## start Data provided

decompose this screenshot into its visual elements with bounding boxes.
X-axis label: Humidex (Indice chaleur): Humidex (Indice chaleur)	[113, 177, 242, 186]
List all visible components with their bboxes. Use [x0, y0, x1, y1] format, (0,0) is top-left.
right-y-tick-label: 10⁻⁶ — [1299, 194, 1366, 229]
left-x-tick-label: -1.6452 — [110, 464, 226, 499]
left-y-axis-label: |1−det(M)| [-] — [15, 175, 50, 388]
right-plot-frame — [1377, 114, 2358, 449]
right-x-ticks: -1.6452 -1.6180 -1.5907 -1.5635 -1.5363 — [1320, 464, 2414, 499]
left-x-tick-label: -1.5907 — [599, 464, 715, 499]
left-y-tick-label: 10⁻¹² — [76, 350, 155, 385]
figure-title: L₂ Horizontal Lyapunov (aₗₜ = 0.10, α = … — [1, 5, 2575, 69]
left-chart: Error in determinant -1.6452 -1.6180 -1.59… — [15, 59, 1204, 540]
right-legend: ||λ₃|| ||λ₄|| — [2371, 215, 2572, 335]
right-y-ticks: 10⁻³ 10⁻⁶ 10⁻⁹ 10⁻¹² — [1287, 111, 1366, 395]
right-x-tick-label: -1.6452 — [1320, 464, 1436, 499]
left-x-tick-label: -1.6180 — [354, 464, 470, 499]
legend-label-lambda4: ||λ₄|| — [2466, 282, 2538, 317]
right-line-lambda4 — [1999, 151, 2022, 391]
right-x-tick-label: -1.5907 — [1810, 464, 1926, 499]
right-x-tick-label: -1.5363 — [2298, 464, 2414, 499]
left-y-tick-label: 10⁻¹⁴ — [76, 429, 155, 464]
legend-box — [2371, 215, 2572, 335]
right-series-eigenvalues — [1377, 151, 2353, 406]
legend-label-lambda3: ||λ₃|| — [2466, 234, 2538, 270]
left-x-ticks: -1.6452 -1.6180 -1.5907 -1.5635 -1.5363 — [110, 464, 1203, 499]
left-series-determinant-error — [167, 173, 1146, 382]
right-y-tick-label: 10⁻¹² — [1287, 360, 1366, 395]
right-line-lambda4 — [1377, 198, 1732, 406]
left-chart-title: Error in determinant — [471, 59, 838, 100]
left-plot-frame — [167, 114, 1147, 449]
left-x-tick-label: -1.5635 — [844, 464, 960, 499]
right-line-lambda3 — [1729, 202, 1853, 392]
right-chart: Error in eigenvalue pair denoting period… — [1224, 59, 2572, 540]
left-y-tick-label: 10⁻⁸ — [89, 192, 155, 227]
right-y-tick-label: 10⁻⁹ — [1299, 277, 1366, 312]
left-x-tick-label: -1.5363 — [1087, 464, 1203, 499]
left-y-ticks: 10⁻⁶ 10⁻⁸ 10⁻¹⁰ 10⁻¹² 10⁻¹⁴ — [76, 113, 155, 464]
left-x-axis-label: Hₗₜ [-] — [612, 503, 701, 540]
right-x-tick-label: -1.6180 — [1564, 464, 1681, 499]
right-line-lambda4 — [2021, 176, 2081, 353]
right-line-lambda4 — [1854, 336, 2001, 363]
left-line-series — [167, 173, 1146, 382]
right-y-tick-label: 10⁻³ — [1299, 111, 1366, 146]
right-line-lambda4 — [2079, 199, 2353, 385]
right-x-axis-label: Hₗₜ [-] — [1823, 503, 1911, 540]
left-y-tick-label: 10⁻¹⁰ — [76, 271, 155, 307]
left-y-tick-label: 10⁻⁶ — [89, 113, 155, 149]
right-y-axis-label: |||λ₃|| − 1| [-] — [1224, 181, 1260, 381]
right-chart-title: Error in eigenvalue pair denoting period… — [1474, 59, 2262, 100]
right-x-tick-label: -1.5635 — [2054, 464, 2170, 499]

## end Data provided

■ **Exercise aim**
Rewrite the records with every "right-line-lambda4" switched to "right-curve-lambda4" and nothing else changed.

■ **Answer below**
decompose this screenshot into its visual elements with bounding boxes.
X-axis label: Humidex (Indice chaleur): Humidex (Indice chaleur)	[113, 177, 242, 186]
List all visible components with their bboxes. Use [x0, y0, x1, y1] format, (0,0) is top-left.
right-y-tick-label: 10⁻⁶ — [1299, 194, 1366, 229]
left-x-tick-label: -1.6452 — [110, 464, 226, 499]
left-y-axis-label: |1−det(M)| [-] — [15, 175, 50, 388]
right-plot-frame — [1377, 114, 2358, 449]
right-x-ticks: -1.6452 -1.6180 -1.5907 -1.5635 -1.5363 — [1320, 464, 2414, 499]
left-x-tick-label: -1.5907 — [599, 464, 715, 499]
left-y-tick-label: 10⁻¹² — [76, 350, 155, 385]
figure-title: L₂ Horizontal Lyapunov (aₗₜ = 0.10, α = … — [1, 5, 2575, 69]
left-chart: Error in determinant -1.6452 -1.6180 -1.59… — [15, 59, 1204, 540]
right-legend: ||λ₃|| ||λ₄|| — [2371, 215, 2572, 335]
right-y-ticks: 10⁻³ 10⁻⁶ 10⁻⁹ 10⁻¹² — [1287, 111, 1366, 395]
right-x-tick-label: -1.6452 — [1320, 464, 1436, 499]
left-x-tick-label: -1.6180 — [354, 464, 470, 499]
legend-label-lambda4: ||λ₄|| — [2466, 282, 2538, 317]
right-curve-lambda4 — [1999, 151, 2022, 391]
right-x-tick-label: -1.5907 — [1810, 464, 1926, 499]
right-x-tick-label: -1.5363 — [2298, 464, 2414, 499]
left-y-tick-label: 10⁻¹⁴ — [76, 429, 155, 464]
legend-box — [2371, 215, 2572, 335]
right-series-eigenvalues — [1377, 151, 2353, 406]
legend-label-lambda3: ||λ₃|| — [2466, 234, 2538, 270]
left-x-ticks: -1.6452 -1.6180 -1.5907 -1.5635 -1.5363 — [110, 464, 1203, 499]
left-series-determinant-error — [167, 173, 1146, 382]
right-y-tick-label: 10⁻¹² — [1287, 360, 1366, 395]
right-curve-lambda4 — [1377, 198, 1732, 406]
left-chart-title: Error in determinant — [471, 59, 838, 100]
left-plot-frame — [167, 114, 1147, 449]
left-x-tick-label: -1.5635 — [844, 464, 960, 499]
right-line-lambda3 — [1729, 202, 1853, 392]
right-chart: Error in eigenvalue pair denoting period… — [1224, 59, 2572, 540]
left-y-tick-label: 10⁻⁸ — [89, 192, 155, 227]
right-y-tick-label: 10⁻⁹ — [1299, 277, 1366, 312]
left-x-tick-label: -1.5363 — [1087, 464, 1203, 499]
left-y-ticks: 10⁻⁶ 10⁻⁸ 10⁻¹⁰ 10⁻¹² 10⁻¹⁴ — [76, 113, 155, 464]
left-x-axis-label: Hₗₜ [-] — [612, 503, 701, 540]
right-x-tick-label: -1.6180 — [1564, 464, 1681, 499]
right-curve-lambda4 — [2021, 176, 2081, 353]
right-curve-lambda4 — [1854, 336, 2001, 363]
left-line-series — [167, 173, 1146, 382]
right-y-tick-label: 10⁻³ — [1299, 111, 1366, 146]
right-curve-lambda4 — [2079, 199, 2353, 385]
right-x-axis-label: Hₗₜ [-] — [1823, 503, 1911, 540]
left-y-tick-label: 10⁻¹⁰ — [76, 271, 155, 307]
left-y-tick-label: 10⁻⁶ — [89, 113, 155, 149]
right-y-axis-label: |||λ₃|| − 1| [-] — [1224, 181, 1260, 381]
right-chart-title: Error in eigenvalue pair denoting period… — [1474, 59, 2262, 100]
right-x-tick-label: -1.5635 — [2054, 464, 2170, 499]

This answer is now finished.